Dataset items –
══════

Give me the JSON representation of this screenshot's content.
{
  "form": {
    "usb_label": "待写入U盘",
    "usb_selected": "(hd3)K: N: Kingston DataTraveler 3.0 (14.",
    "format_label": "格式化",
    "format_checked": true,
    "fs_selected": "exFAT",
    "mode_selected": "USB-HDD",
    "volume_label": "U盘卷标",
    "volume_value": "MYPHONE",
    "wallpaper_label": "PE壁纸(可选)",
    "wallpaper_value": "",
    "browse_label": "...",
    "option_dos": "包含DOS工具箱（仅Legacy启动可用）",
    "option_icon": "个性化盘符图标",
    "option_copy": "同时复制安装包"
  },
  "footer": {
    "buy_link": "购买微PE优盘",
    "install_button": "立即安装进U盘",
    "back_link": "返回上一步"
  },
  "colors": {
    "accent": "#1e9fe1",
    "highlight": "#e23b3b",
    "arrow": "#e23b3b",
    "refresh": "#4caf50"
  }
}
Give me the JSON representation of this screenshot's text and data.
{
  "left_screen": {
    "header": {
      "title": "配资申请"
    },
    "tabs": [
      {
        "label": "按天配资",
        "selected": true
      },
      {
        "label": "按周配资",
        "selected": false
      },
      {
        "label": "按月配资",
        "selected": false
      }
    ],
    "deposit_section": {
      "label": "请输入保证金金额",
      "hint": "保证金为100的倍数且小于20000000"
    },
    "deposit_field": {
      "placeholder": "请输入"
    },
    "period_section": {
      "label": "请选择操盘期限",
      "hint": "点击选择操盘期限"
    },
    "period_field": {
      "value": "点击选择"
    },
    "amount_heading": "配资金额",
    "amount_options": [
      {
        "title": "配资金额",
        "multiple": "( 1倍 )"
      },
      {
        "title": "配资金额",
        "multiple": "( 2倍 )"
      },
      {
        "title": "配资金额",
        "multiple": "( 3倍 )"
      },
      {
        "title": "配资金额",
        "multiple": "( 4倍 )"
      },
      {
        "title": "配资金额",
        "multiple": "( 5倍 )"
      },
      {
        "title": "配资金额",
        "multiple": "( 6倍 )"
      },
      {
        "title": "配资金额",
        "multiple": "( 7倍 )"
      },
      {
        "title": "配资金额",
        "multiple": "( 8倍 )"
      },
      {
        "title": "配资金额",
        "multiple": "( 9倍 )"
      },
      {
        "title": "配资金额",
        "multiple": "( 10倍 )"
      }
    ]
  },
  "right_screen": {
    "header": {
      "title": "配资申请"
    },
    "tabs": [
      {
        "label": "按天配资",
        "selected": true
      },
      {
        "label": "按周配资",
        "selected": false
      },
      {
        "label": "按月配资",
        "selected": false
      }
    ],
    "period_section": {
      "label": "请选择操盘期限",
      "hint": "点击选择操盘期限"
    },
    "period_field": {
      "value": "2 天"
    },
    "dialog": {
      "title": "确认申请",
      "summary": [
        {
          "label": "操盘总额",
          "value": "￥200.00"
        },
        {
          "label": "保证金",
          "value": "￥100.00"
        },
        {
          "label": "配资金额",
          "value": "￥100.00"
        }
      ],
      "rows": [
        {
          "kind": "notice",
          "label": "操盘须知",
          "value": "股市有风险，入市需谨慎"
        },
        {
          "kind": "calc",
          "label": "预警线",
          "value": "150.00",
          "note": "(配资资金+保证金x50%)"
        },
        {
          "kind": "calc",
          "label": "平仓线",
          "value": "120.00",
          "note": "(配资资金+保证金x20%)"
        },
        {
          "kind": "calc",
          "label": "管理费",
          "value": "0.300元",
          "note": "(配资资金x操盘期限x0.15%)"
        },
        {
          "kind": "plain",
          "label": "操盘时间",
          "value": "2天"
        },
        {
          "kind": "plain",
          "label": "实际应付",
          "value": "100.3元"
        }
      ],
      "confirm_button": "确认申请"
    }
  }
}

══════

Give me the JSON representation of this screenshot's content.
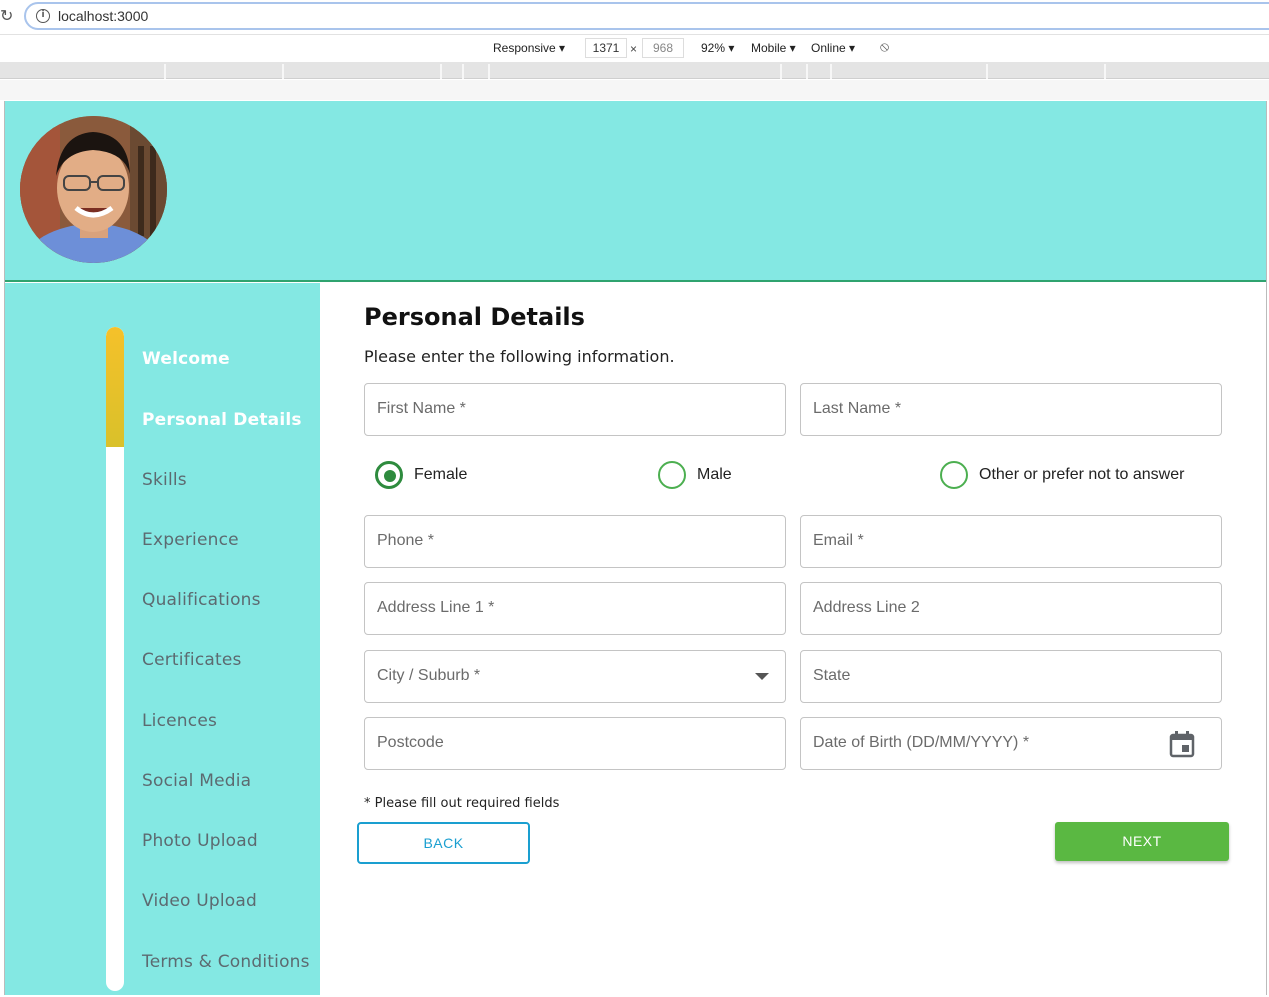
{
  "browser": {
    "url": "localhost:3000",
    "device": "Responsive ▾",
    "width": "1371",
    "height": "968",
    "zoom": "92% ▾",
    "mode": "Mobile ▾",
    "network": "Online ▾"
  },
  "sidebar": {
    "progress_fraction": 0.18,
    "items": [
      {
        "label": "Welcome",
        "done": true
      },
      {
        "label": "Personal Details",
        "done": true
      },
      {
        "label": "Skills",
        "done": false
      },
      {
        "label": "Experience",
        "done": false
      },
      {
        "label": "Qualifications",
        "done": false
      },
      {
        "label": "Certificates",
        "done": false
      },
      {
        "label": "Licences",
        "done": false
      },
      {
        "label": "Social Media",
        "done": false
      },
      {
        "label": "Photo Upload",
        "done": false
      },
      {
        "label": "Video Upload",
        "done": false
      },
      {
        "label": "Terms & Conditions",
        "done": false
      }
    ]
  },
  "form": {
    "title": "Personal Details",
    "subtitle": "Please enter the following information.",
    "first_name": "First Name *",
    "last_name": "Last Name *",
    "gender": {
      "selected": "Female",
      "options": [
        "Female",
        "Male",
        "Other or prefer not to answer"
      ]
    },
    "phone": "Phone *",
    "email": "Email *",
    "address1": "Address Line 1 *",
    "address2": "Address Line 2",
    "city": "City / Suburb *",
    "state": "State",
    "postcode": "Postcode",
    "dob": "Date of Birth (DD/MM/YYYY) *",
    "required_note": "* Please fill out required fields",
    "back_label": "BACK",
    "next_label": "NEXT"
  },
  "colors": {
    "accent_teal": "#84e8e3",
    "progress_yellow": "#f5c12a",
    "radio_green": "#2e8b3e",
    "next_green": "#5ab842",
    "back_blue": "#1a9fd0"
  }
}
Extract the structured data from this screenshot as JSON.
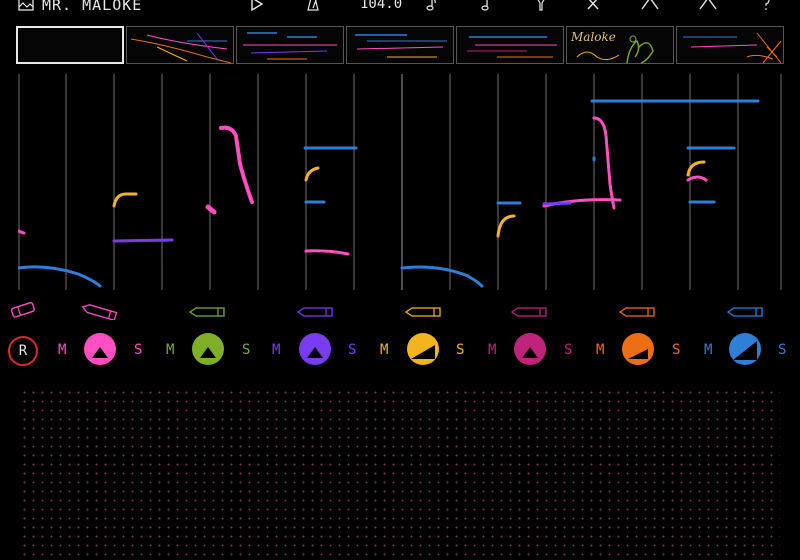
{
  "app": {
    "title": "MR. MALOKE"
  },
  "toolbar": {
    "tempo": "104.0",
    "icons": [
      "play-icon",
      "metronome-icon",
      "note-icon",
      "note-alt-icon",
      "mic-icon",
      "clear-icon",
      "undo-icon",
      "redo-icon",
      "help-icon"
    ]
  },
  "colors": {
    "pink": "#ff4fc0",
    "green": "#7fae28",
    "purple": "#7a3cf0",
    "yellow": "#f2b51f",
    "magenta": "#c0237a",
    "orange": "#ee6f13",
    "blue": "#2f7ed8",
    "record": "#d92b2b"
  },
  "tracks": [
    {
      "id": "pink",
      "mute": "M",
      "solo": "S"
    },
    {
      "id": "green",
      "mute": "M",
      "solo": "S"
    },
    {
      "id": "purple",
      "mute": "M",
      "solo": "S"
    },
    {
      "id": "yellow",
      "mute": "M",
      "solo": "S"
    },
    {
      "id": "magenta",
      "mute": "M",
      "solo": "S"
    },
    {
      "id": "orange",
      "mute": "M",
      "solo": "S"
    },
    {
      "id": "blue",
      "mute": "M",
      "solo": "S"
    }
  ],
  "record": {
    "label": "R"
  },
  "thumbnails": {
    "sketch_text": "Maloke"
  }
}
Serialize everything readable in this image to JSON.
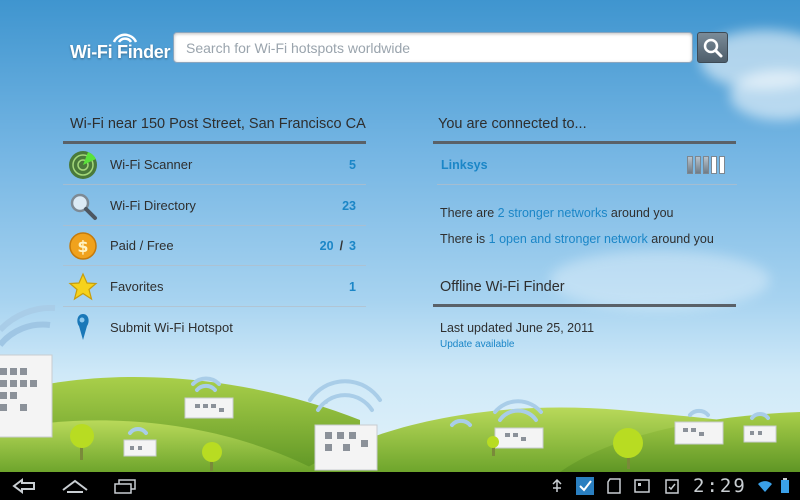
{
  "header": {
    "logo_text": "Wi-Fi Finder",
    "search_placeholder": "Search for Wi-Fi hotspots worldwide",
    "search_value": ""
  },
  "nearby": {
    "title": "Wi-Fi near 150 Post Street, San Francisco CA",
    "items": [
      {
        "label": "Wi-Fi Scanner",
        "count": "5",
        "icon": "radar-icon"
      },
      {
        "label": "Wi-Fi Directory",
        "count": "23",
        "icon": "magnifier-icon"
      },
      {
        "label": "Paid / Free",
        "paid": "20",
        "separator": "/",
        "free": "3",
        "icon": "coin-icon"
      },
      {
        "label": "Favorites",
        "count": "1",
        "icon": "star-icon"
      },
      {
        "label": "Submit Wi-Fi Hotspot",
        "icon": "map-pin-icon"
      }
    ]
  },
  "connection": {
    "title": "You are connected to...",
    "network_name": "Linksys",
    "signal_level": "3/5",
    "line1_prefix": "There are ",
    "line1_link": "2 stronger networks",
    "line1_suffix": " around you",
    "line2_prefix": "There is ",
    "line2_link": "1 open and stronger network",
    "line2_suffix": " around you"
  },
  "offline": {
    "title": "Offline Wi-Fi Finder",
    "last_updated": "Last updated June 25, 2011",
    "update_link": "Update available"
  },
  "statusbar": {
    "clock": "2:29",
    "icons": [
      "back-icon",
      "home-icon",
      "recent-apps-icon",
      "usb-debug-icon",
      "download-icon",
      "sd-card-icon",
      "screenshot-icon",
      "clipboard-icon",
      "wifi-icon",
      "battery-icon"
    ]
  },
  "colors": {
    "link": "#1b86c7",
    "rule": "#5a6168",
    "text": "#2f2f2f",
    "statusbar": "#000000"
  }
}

══════

WHAT YOU WILL DO – Gather every line from the listing above in which the word "Personal" appears.

WRITTEN RESPONSE –
        "label": "Personal Details",
    "title": "Personal Details",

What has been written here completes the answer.